Say the number of lines containing the string "profile", and say nothing else.
##########
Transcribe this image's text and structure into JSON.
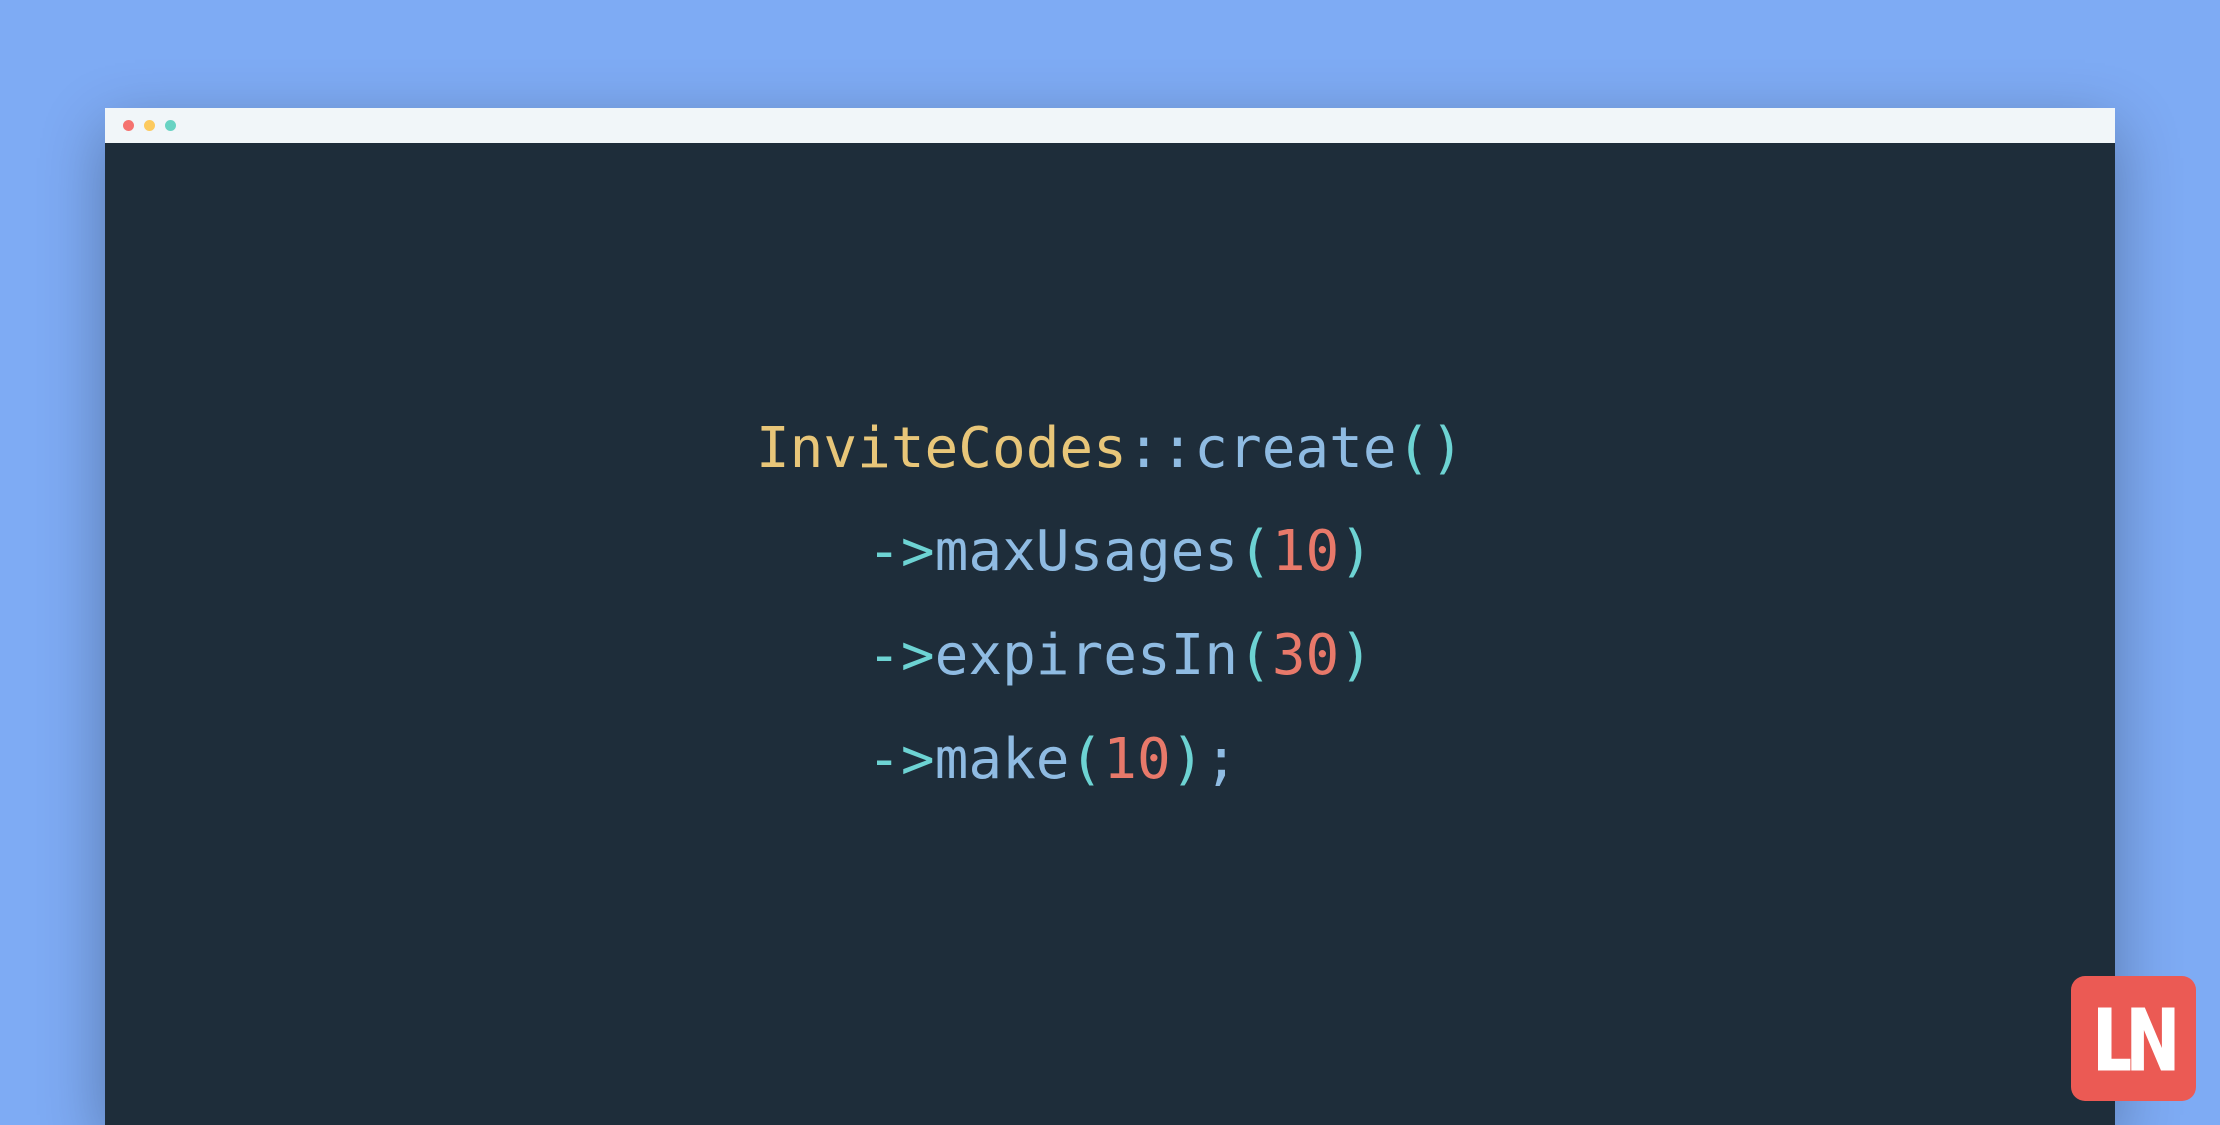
{
  "code": {
    "line1": {
      "class": "InviteCodes",
      "scope": "::",
      "method": "create",
      "paren_open": "(",
      "paren_close": ")"
    },
    "line2": {
      "arrow": "->",
      "method": "maxUsages",
      "paren_open": "(",
      "number": "10",
      "paren_close": ")"
    },
    "line3": {
      "arrow": "->",
      "method": "expiresIn",
      "paren_open": "(",
      "number": "30",
      "paren_close": ")"
    },
    "line4": {
      "arrow": "->",
      "method": "make",
      "paren_open": "(",
      "number": "10",
      "paren_close": ")",
      "semi": ";"
    }
  },
  "logo": {
    "text": "LN"
  },
  "colors": {
    "background": "#7eabf4",
    "editor": "#1e2d3a",
    "titlebar": "#f1f6f9",
    "logo": "#eb5a54"
  }
}
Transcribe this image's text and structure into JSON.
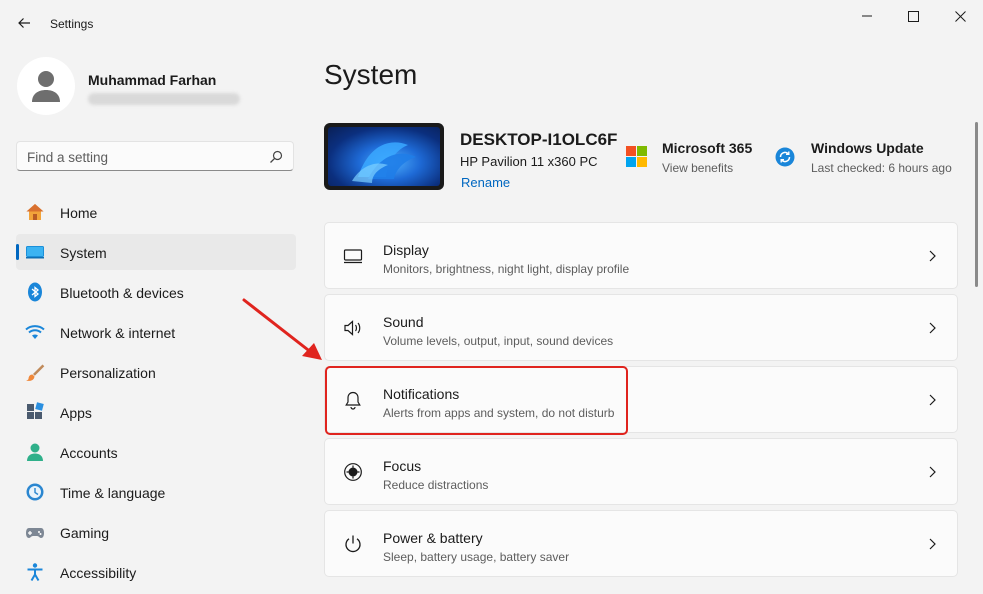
{
  "window": {
    "title": "Settings"
  },
  "profile": {
    "name": "Muhammad Farhan"
  },
  "search": {
    "placeholder": "Find a setting"
  },
  "nav": {
    "items": [
      {
        "label": "Home",
        "icon": "home-icon"
      },
      {
        "label": "System",
        "icon": "system-icon",
        "selected": true
      },
      {
        "label": "Bluetooth & devices",
        "icon": "bluetooth-icon"
      },
      {
        "label": "Network & internet",
        "icon": "wifi-icon"
      },
      {
        "label": "Personalization",
        "icon": "brush-icon"
      },
      {
        "label": "Apps",
        "icon": "apps-icon"
      },
      {
        "label": "Accounts",
        "icon": "accounts-icon"
      },
      {
        "label": "Time & language",
        "icon": "clock-globe-icon"
      },
      {
        "label": "Gaming",
        "icon": "gamepad-icon"
      },
      {
        "label": "Accessibility",
        "icon": "accessibility-icon"
      }
    ]
  },
  "main": {
    "title": "System",
    "device": {
      "name": "DESKTOP-I1OLC6F",
      "model": "HP Pavilion 11 x360 PC",
      "rename": "Rename"
    },
    "ms365": {
      "title": "Microsoft 365",
      "subtitle": "View benefits"
    },
    "windows_update": {
      "title": "Windows Update",
      "subtitle": "Last checked: 6 hours ago"
    },
    "cards": [
      {
        "title": "Display",
        "subtitle": "Monitors, brightness, night light, display profile",
        "icon": "monitor-icon"
      },
      {
        "title": "Sound",
        "subtitle": "Volume levels, output, input, sound devices",
        "icon": "speaker-icon"
      },
      {
        "title": "Notifications",
        "subtitle": "Alerts from apps and system, do not disturb",
        "icon": "bell-icon"
      },
      {
        "title": "Focus",
        "subtitle": "Reduce distractions",
        "icon": "focus-icon"
      },
      {
        "title": "Power & battery",
        "subtitle": "Sleep, battery usage, battery saver",
        "icon": "power-icon"
      }
    ]
  },
  "colors": {
    "accent": "#0067c0",
    "annotation": "#e0241e"
  }
}
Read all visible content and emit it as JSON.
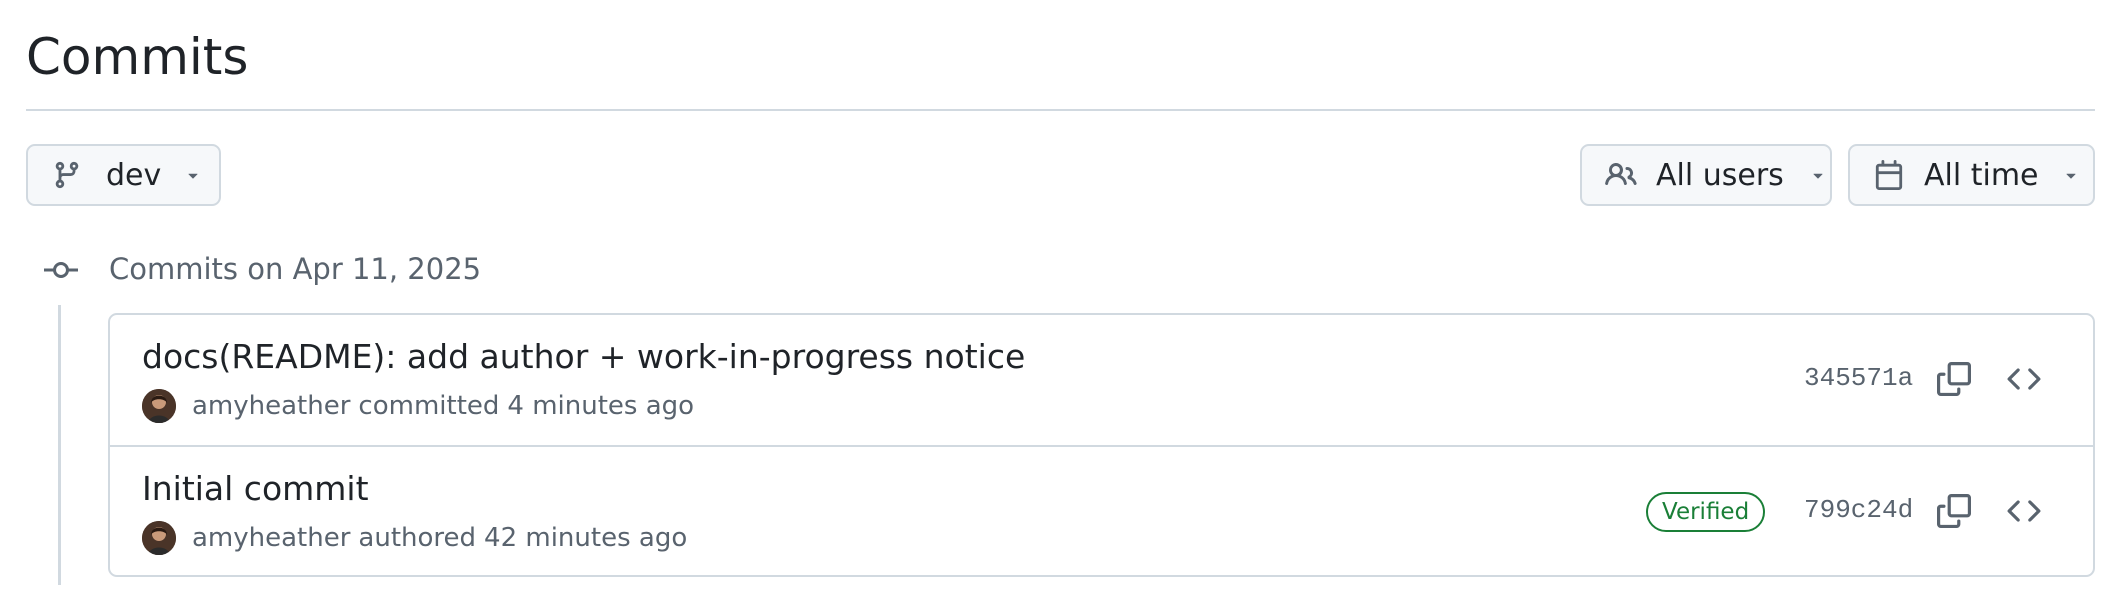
##########
- TASK RESPONSE: 2